СТРАНИЦА:
Я вот помню, моя бабка-сибирячка, Екатерина Петровна, поизбалованная, как и все сибиряки, жирной, вольной и родливой землёй, в 30-е годы категорически отказывалась класть навоз в землю, и вся деревня наша против этого новшества вставала на дыбы: «Да чтобы картошку, да из говна вынутую ись?! Не-е, я её лучше садить не буду, мать её и перемать!..» Навоз наши весь отдавали китайцам, которые жили колонией на окраине Красноярска, и потом у них же на базаре покупали крупную раннюю редиску, великолепные красные помидоры и толковали меж собой: «Слова эти бляди-хунхузы знают, и от того у них растёт всё как дурнина…» А насчёт навоза нашего же, деревенского, и веры никто не давал.
Так вот и советские писатели, и журналисты многие, и многие советские баре всё ещё брезгуют тем, что крестьяне вынуждены копаться в говне, кормить их, и они им придумывают труд другой, более разуму их удобный и красивый. А раз придумывается труд, надо и людей придумывать, и не случайно такое яростное, просто оголтелое сопротивление встретила Матрёна солженицынская. Её, этой живой, доподлинной бабы, испугались хуже, чем чернозёму, потому что она сразу выместила из русской избы и деревенской литературы мильёны жизнерадостных колхозниц, сбросила с книжных полок тыщи томов, состряпанных и сляпанных литературными деятелями, которые жили и живут по нехитрому правилу «что изволите?». Эти ловчилы отлично понимают, что появись такие вот живые Матрёны, и они из-за них тут же лишатся куска хлеба с маслом, не говоря уже о круглогодовых путёвках в дома творчества.

[Данные пространственной разметки]
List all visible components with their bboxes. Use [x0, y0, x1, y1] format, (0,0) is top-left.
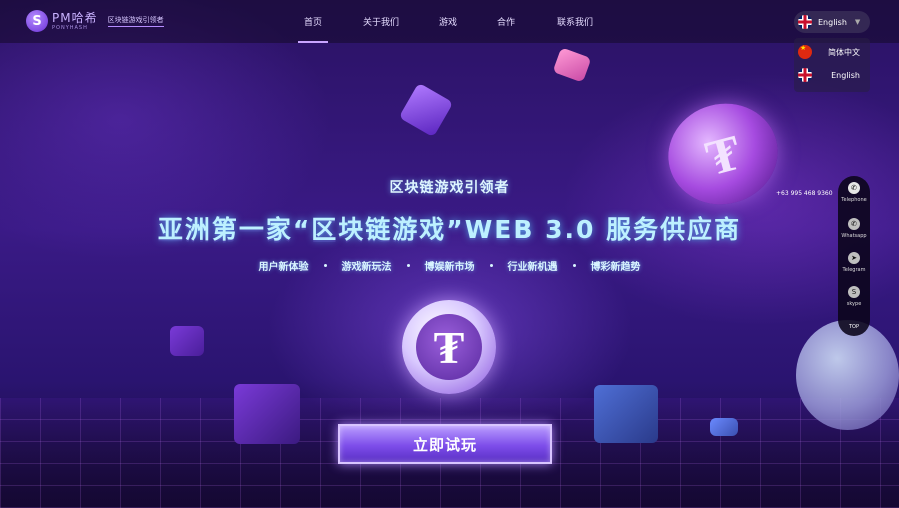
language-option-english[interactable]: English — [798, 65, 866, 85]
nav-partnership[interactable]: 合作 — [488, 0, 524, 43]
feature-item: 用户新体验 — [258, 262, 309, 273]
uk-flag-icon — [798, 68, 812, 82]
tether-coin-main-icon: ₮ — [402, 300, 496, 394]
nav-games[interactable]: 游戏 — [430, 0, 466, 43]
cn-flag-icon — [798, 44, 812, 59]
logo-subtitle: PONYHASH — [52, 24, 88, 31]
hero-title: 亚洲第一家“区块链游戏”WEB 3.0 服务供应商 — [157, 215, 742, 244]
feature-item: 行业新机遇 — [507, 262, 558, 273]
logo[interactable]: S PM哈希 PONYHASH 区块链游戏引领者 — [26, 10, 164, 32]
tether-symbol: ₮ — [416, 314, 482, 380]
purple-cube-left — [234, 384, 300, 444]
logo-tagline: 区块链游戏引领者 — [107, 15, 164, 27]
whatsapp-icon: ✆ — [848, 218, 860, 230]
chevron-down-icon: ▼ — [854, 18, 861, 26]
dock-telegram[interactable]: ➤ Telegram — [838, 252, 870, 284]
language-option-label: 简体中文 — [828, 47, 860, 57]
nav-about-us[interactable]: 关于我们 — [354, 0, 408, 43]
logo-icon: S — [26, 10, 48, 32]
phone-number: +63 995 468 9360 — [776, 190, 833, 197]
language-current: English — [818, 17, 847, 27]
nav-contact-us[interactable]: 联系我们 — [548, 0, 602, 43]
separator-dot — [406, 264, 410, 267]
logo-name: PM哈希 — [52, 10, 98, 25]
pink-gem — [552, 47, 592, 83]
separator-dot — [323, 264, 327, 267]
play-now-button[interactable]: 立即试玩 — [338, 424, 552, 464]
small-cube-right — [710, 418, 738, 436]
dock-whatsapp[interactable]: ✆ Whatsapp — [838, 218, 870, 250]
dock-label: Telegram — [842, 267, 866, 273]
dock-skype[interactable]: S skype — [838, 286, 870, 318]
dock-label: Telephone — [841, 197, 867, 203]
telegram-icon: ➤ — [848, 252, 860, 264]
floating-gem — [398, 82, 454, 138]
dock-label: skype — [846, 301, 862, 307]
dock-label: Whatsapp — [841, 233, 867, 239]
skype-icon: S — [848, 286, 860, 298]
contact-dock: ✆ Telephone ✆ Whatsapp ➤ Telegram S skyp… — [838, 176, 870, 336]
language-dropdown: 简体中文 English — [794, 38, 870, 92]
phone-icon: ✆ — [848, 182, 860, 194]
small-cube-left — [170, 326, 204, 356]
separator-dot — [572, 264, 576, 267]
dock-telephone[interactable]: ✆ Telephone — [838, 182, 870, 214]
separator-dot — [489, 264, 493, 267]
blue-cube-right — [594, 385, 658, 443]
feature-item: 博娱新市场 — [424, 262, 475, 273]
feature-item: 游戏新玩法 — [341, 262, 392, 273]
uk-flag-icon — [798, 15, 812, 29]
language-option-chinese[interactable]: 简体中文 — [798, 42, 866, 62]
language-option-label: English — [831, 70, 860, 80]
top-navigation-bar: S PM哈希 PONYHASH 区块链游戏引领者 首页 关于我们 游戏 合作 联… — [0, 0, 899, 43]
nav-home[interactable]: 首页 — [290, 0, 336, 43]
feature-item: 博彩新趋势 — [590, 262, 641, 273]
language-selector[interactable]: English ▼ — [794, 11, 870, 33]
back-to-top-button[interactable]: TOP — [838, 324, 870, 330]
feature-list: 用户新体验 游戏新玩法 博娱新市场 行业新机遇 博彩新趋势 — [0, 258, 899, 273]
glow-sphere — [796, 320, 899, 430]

...

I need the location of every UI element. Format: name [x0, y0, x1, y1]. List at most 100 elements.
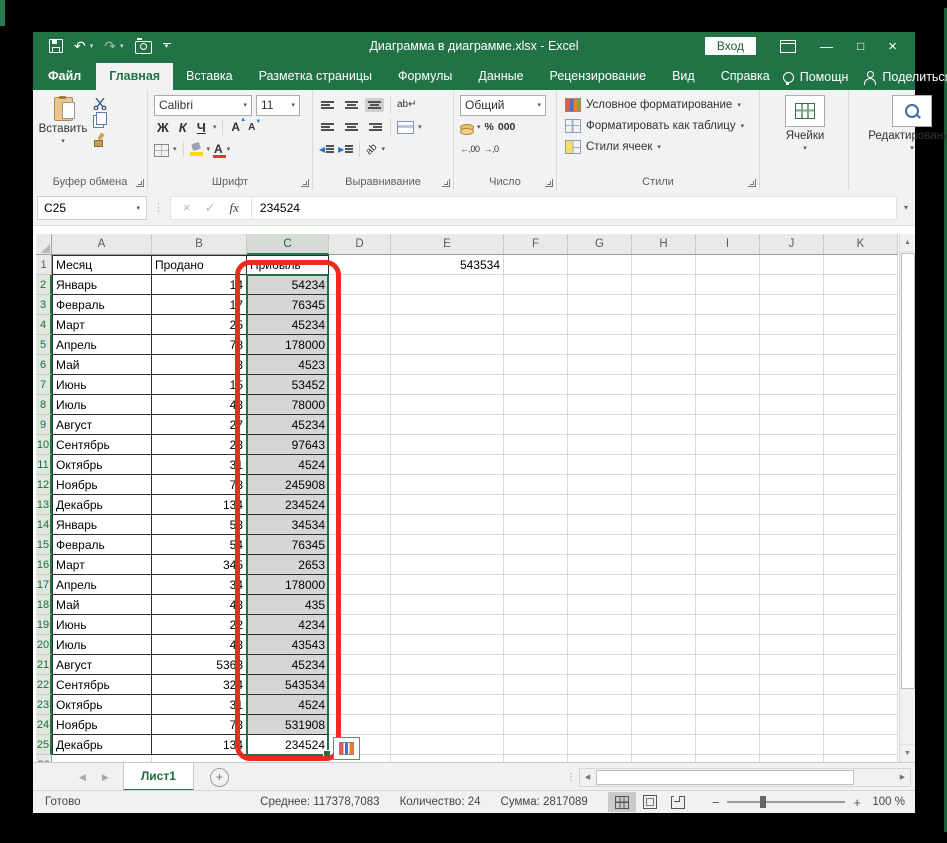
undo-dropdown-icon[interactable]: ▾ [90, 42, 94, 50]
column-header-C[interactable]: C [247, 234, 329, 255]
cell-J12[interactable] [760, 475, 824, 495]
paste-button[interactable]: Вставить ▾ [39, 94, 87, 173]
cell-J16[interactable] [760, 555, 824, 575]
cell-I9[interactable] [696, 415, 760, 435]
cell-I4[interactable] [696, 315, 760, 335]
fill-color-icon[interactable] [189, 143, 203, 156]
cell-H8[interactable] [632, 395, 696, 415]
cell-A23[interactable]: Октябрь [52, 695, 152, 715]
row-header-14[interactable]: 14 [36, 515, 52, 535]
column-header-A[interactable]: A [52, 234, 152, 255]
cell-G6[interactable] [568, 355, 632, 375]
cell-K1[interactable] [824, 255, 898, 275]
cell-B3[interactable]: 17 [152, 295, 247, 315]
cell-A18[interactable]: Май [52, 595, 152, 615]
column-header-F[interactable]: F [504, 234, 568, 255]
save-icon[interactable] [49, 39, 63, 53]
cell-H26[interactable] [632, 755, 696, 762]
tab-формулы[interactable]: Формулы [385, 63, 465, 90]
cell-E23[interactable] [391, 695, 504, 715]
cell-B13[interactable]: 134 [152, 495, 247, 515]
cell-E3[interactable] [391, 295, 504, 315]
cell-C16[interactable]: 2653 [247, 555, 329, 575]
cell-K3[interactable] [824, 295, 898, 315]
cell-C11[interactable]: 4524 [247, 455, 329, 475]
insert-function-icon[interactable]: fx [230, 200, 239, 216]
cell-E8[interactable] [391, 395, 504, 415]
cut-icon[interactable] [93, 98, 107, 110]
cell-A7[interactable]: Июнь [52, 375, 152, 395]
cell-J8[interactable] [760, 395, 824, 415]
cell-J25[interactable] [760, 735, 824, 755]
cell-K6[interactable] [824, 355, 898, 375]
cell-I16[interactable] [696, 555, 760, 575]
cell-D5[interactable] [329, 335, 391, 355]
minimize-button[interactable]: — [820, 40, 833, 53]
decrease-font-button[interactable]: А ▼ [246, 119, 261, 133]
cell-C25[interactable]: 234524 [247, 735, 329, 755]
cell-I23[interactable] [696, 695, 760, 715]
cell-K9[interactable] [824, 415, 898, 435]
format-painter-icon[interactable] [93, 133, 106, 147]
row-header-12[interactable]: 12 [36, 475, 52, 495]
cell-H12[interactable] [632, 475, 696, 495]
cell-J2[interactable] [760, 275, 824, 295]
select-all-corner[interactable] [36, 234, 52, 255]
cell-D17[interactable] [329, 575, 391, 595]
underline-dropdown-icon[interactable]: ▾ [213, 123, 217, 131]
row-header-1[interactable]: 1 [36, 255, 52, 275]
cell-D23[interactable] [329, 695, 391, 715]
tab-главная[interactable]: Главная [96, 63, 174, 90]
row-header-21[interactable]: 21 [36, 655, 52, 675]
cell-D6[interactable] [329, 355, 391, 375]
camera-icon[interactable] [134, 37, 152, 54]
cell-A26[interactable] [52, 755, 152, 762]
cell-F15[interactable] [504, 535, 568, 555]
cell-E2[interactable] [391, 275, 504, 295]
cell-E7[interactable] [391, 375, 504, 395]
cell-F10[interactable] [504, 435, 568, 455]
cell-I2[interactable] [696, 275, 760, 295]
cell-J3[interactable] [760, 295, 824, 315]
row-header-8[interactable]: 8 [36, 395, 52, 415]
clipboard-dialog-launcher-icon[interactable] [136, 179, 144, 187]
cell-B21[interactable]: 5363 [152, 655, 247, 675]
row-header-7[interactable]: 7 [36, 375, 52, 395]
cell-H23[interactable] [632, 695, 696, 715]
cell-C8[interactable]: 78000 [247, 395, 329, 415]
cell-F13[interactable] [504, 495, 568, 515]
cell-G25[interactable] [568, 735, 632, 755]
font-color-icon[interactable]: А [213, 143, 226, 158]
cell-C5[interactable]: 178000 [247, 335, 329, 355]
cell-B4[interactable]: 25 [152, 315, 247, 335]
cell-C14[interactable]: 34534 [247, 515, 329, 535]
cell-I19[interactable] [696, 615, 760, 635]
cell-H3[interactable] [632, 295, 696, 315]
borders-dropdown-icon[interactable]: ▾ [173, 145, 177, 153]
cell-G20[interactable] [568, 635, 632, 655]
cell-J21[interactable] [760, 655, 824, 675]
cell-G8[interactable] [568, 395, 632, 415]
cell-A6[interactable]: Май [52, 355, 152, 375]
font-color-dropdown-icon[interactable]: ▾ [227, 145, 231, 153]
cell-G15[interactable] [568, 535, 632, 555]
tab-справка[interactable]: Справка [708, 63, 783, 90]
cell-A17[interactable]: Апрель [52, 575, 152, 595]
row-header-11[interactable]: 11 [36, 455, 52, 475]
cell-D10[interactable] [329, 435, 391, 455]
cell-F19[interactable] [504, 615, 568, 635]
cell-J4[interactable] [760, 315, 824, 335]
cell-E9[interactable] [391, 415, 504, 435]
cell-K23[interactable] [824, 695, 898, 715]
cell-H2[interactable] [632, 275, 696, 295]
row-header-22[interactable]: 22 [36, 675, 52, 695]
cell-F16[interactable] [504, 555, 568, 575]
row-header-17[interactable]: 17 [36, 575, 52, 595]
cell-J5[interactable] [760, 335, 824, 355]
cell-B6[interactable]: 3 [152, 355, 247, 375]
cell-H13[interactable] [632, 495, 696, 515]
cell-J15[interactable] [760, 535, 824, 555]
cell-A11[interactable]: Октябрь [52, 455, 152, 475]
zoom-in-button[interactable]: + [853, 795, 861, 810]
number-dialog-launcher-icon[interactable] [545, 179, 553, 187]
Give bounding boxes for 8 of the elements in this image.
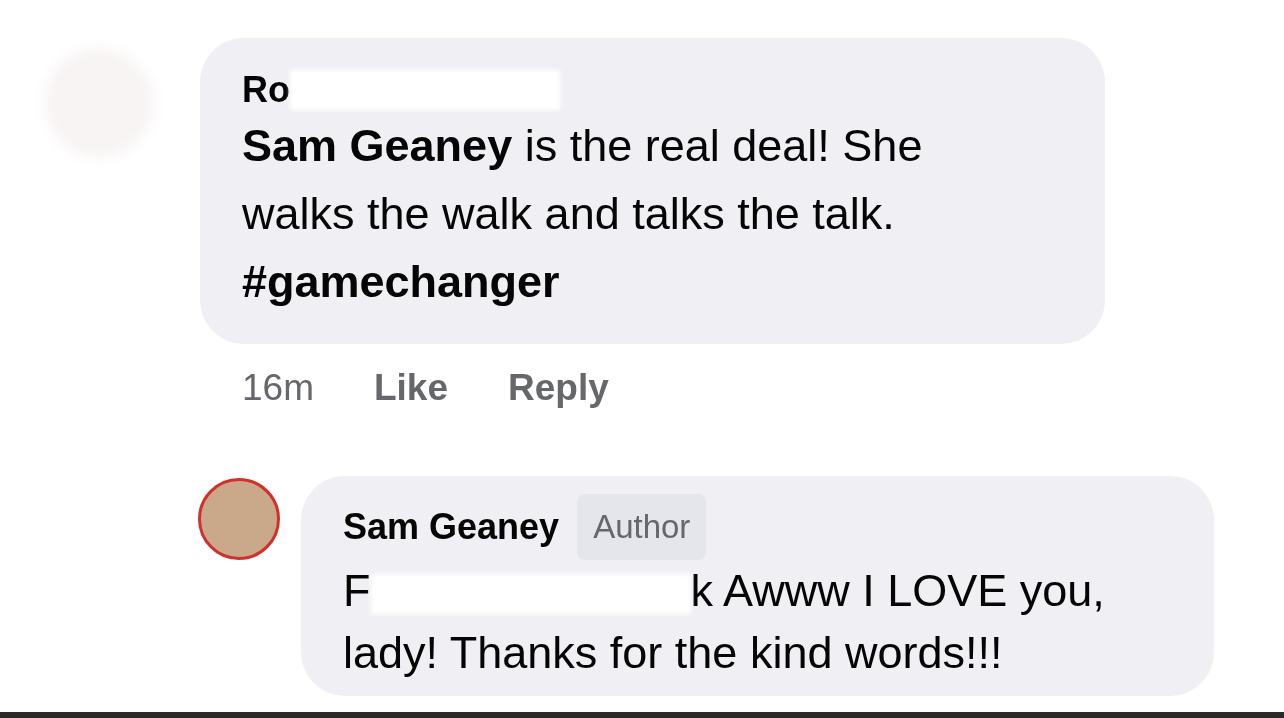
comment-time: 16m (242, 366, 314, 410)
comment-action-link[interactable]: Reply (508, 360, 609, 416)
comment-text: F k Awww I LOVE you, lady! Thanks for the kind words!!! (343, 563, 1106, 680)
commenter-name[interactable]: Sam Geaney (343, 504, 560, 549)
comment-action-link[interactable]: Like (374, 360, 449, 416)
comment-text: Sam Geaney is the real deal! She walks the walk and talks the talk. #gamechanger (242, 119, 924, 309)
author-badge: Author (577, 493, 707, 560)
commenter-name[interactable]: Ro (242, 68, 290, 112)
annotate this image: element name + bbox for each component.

ВАША ЗАДАЧА: Выведи без изменений фрагмент текста о навозе и Матрёне: начни с места, где стоят слова «Так вот и советские», и остановись после слов «в дома творчества.».

РЕШЕНИЕ:
Так вот и советские писатели, и журналисты многие, и многие советские баре всё ещё брезгуют тем, что крестьяне вынуждены копаться в говне, кормить их, и они им придумывают труд другой, более разуму их удобный и красивый. А раз придумывается труд, надо и людей придумывать, и не случайно такое яростное, просто оголтелое сопротивление встретила Матрёна солженицынская. Её, этой живой, доподлинной бабы, испугались хуже, чем чернозёму, потому что она сразу выместила из русской избы и деревенской литературы мильёны жизнерадостных колхозниц, сбросила с книжных полок тыщи томов, состряпанных и сляпанных литературными деятелями, которые жили и живут по нехитрому правилу «что изволите?». Эти ловчилы отлично понимают, что появись такие вот живые Матрёны, и они из-за них тут же лишатся куска хлеба с маслом, не говоря уже о круглогодовых путёвках в дома творчества.